Short exercise:
Transcribe all of the material exactly. Any picture in it should be left out.

Task input:

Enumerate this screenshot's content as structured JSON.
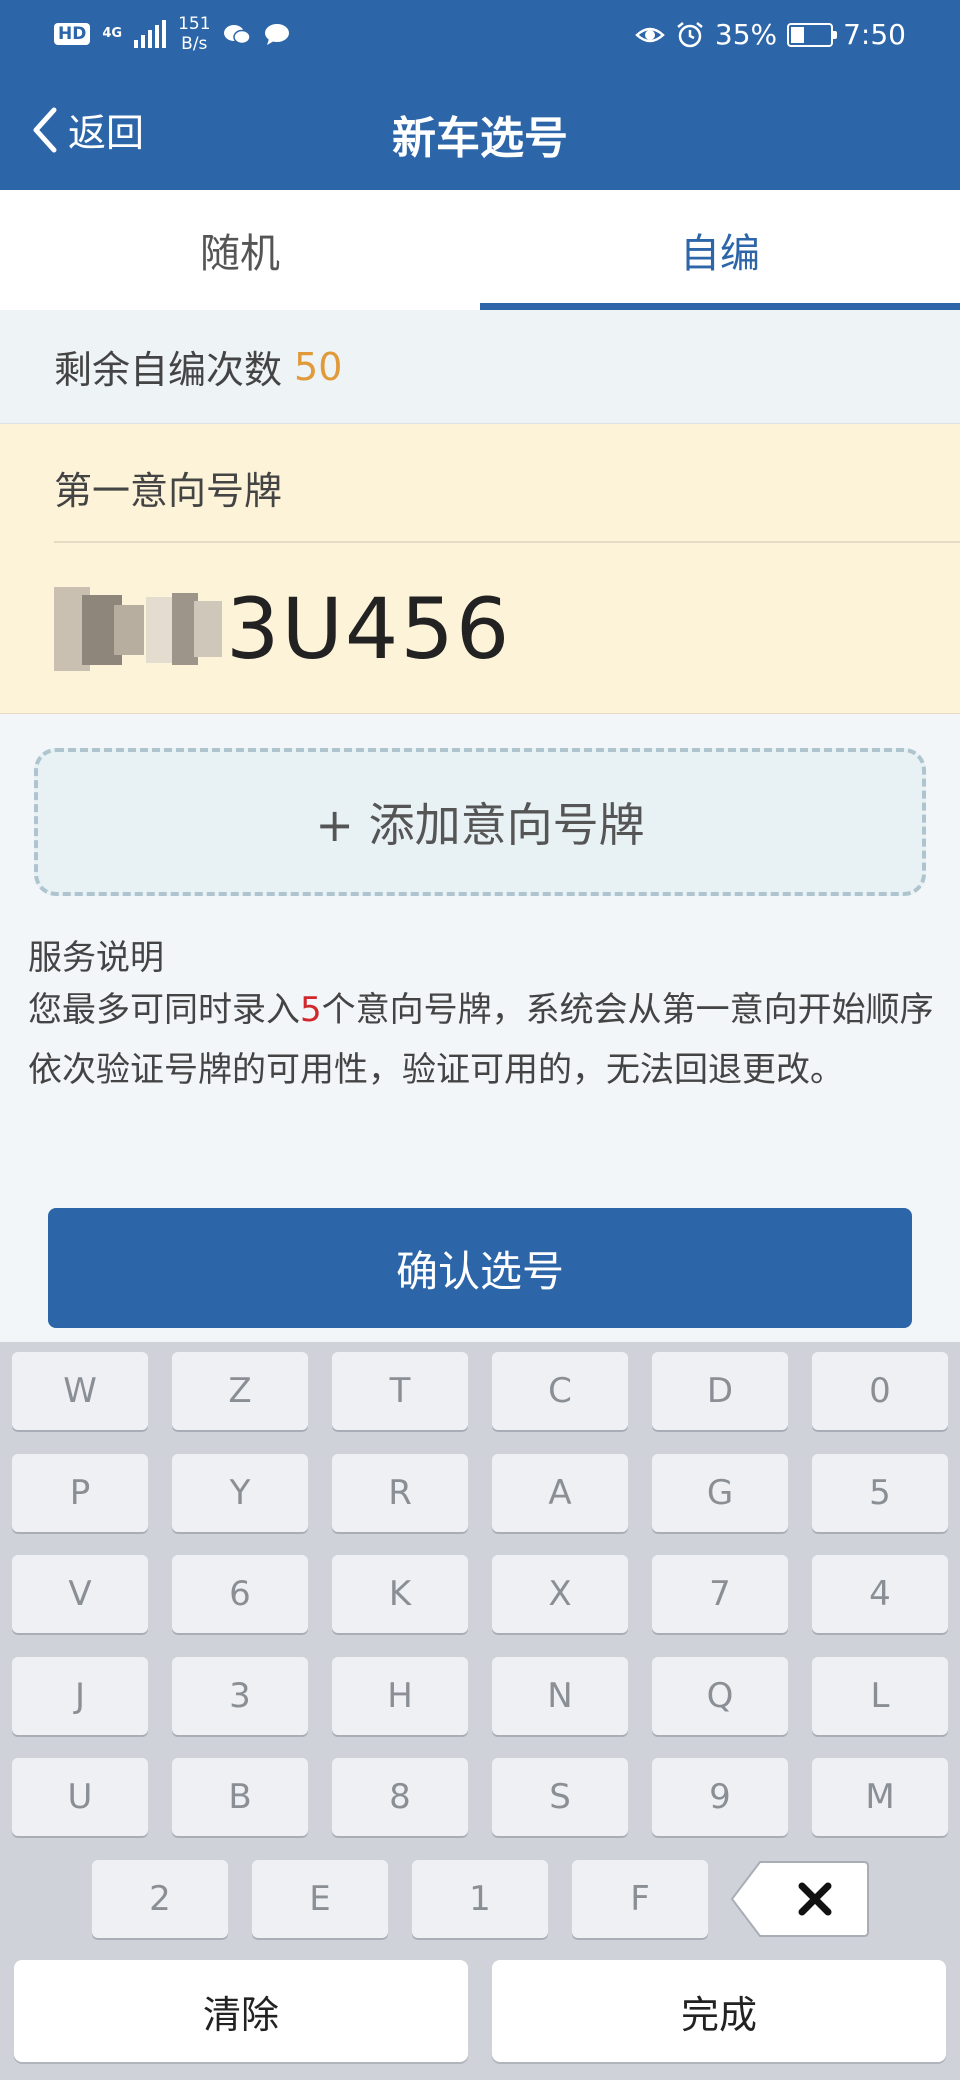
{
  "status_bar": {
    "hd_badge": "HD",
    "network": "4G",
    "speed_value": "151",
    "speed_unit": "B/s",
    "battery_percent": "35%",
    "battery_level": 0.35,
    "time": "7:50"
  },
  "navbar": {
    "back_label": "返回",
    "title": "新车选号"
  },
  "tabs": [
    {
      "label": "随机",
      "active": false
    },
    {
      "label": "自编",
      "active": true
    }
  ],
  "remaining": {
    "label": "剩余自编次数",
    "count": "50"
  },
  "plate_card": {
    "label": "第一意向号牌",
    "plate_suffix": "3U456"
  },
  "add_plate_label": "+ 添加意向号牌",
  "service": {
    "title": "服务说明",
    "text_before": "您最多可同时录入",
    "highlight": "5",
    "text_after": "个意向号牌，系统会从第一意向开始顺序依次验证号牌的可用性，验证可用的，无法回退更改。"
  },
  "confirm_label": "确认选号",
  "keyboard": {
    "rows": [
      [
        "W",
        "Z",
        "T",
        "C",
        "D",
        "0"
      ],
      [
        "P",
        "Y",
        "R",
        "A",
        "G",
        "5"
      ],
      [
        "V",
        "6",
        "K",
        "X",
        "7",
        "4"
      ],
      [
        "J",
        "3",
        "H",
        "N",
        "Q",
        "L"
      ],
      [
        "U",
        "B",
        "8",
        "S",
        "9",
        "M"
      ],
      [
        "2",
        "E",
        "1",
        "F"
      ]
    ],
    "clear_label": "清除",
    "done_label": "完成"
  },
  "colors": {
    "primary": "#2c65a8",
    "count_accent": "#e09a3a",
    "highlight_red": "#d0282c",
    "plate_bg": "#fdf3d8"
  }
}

Solution:
Enumerate this screenshot's content as structured JSON.
{
  "status_bar": {
    "hd_badge": "HD",
    "network": "4G",
    "speed_value": "151",
    "speed_unit": "B/s",
    "battery_percent": "35%",
    "battery_level": 0.35,
    "time": "7:50"
  },
  "navbar": {
    "back_label": "返回",
    "title": "新车选号"
  },
  "tabs": [
    {
      "label": "随机",
      "active": false
    },
    {
      "label": "自编",
      "active": true
    }
  ],
  "remaining": {
    "label": "剩余自编次数",
    "count": "50"
  },
  "plate_card": {
    "label": "第一意向号牌",
    "plate_suffix": "3U456"
  },
  "add_plate_label": "+ 添加意向号牌",
  "service": {
    "title": "服务说明",
    "text_before": "您最多可同时录入",
    "highlight": "5",
    "text_after": "个意向号牌，系统会从第一意向开始顺序依次验证号牌的可用性，验证可用的，无法回退更改。"
  },
  "confirm_label": "确认选号",
  "keyboard": {
    "rows": [
      [
        "W",
        "Z",
        "T",
        "C",
        "D",
        "0"
      ],
      [
        "P",
        "Y",
        "R",
        "A",
        "G",
        "5"
      ],
      [
        "V",
        "6",
        "K",
        "X",
        "7",
        "4"
      ],
      [
        "J",
        "3",
        "H",
        "N",
        "Q",
        "L"
      ],
      [
        "U",
        "B",
        "8",
        "S",
        "9",
        "M"
      ],
      [
        "2",
        "E",
        "1",
        "F"
      ]
    ],
    "clear_label": "清除",
    "done_label": "完成"
  },
  "colors": {
    "primary": "#2c65a8",
    "count_accent": "#e09a3a",
    "highlight_red": "#d0282c",
    "plate_bg": "#fdf3d8"
  }
}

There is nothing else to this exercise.